++++ EXCERTO

Afinal não foi xeque-mate, foi xeque ao rei... 

    

O primeiro homem a comparar as maçãs do rosto de uma mulher com uma rosa foi com certeza um poeta; o primeiro que o repetiu era possivelmente um idiota.

  Salvador Dali

O que é belo?

O que não é?

Miguel Angelo disse que uma escultura só é bela se for atirada de uma montanha abaixo

e chegar ao sopé sem se partir.

O que é belo?

O que não é?

La neige, cést belle!

La merde, c’est pas belle!

 

John Havelda

 A revista Pública de 18 de Agosto de 2002 permanecia mergulhada na pilha de papéis, jornais, revistas e livros, em cima da minha mesa de trabalho, sempre desarrumada e sempre insuficiente em espaço, que é como quem diz em tempo, onde se acumulam todos os escritos a meio de uma relação.

 

Guardei-a então porque contém uma entrevista com o ex-director do Museu de Serralves, o catalão Vicente Todoli, onde este faz um conjunto de afirmações que me despertaram imediatamente a vontade de discutir e aprofundar, procurando sobretudo desta forma arrumar as minhas próprias ideias, ideias que tantas vezes fervilham, levantam fervura, mas que depois acabam por arrefecer.

++++++++
++++ AMOSTRA DE DADOS

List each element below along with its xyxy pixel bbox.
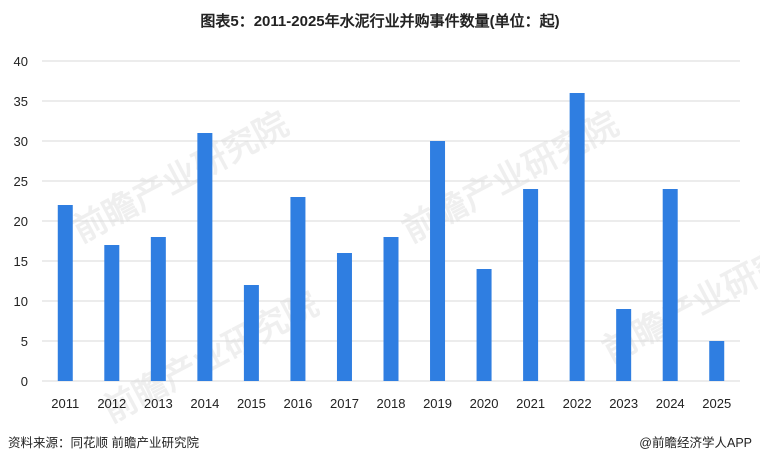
x-tick-label: 2014 — [190, 396, 219, 411]
chart-title: 图表5：2011-2025年水泥行业并购事件数量(单位：起) — [200, 13, 560, 30]
bar-2015 — [243, 285, 259, 381]
bar-2013 — [150, 237, 166, 381]
credit-note: @前瞻经济学人APP — [639, 436, 752, 450]
x-tick-label: 2011 — [51, 396, 79, 411]
bar-2018 — [383, 237, 399, 381]
x-tick-label: 2016 — [283, 396, 312, 411]
bar-2011 — [57, 205, 73, 381]
y-tick-label: 30 — [14, 134, 28, 149]
y-tick-label: 15 — [14, 254, 28, 269]
x-tick-label: 2020 — [470, 396, 499, 411]
y-axis-ticks: 0 5 10 15 20 25 30 35 40 — [14, 54, 28, 389]
bar-2016 — [290, 197, 306, 381]
x-tick-label: 2018 — [377, 396, 406, 411]
y-tick-label: 40 — [14, 54, 28, 69]
y-tick-label: 10 — [14, 294, 28, 309]
bar-2023 — [616, 309, 632, 381]
x-tick-label: 2021 — [516, 396, 545, 411]
x-axis-ticks: 2011 2012 2013 2014 2015 2016 2017 2018 2019 2020… — [51, 396, 731, 411]
y-tick-label: 35 — [14, 94, 28, 109]
y-tick-label: 5 — [21, 334, 28, 349]
bar-2014 — [197, 133, 213, 381]
x-tick-label: 2012 — [97, 396, 126, 411]
x-tick-label: 2015 — [237, 396, 266, 411]
x-tick-label: 2022 — [563, 396, 592, 411]
x-tick-label: 2019 — [423, 396, 452, 411]
x-tick-label: 2017 — [330, 396, 359, 411]
y-tick-label: 25 — [14, 174, 28, 189]
bar-2019 — [430, 141, 446, 381]
x-tick-label: 2025 — [702, 396, 731, 411]
bar-2025 — [709, 341, 725, 381]
bar-2024 — [662, 189, 678, 381]
y-tick-label: 0 — [21, 374, 28, 389]
x-tick-label: 2024 — [656, 396, 685, 411]
bar-2022 — [569, 93, 585, 381]
bar-2012 — [104, 245, 120, 381]
bar-2021 — [523, 189, 539, 381]
bar-2017 — [336, 253, 352, 381]
bar-2020 — [476, 269, 492, 381]
x-tick-label: 2023 — [609, 396, 638, 411]
x-tick-label: 2013 — [144, 396, 173, 411]
source-note: 资料来源：同花顺 前瞻产业研究院 — [8, 436, 199, 450]
y-tick-label: 20 — [14, 214, 28, 229]
bars — [57, 93, 725, 381]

++++++++

## DESAFIO A
No excerto sobre o que é belo, que condição pôs Miguel Angelo para uma escultura ser bela?
## DESAFIO B
Escreva a continuação do excerto sobre a entrevista com Vicente Todoli, começando logo depois da última frase.
Não é preciso consultar os itens.

## RESULTADO DO EXERCÍCIO A
Tinha de ser atirada de uma montanha abaixo e chegar ao sopé sem se partir.

## RESULTADO DO EXERCÍCIO B
 E sempre que tenho de arrumar as ideias recorro à velha física clássica, â dinâmica e em particular a Galileu. Monto o plano inclinado da escrita e deixo as palavras deslizar a velocidade uniforme para a folha branca do papel. É fácil, se preciso de aumentar a velocidade das palavras aumento a inclinação do plano, se preciso de travar a escrita diminuo a inclinação do plano. Depois de algum treino consegue-se encher com facilidade algumas A4 com as ideias arrumadas. Como já afirmei mais do que uma vez a maior dificuldade reside com as palavras esdrúxulas, mais difíceis de controlar e que com facilidade tendem a dividir-se por duas linhas, ou ainda mais complicado, entre duas páginas, obrigando a rapidamente ter de introduzir o chato do hífen. As palavras, as ideias, se não as fizermos escorregar no plano, mergulhadas no liquido vital, as mais densas vão ao fundo e enterram-se no lodo, as menos densas ficam a boiar de papo para o ar.

 Mas regressemos à entrevista do Todolli. Aquilo que me fez voltar a ela e ir desencantar a Pública já do ano passado, por debaixo de sedimentos escritos mais recentes, foi o curioso artigo de Affonso Romano de Sant'Anna na  Zona Non, acerca de Duchamp e do seu xeque-mate à arte.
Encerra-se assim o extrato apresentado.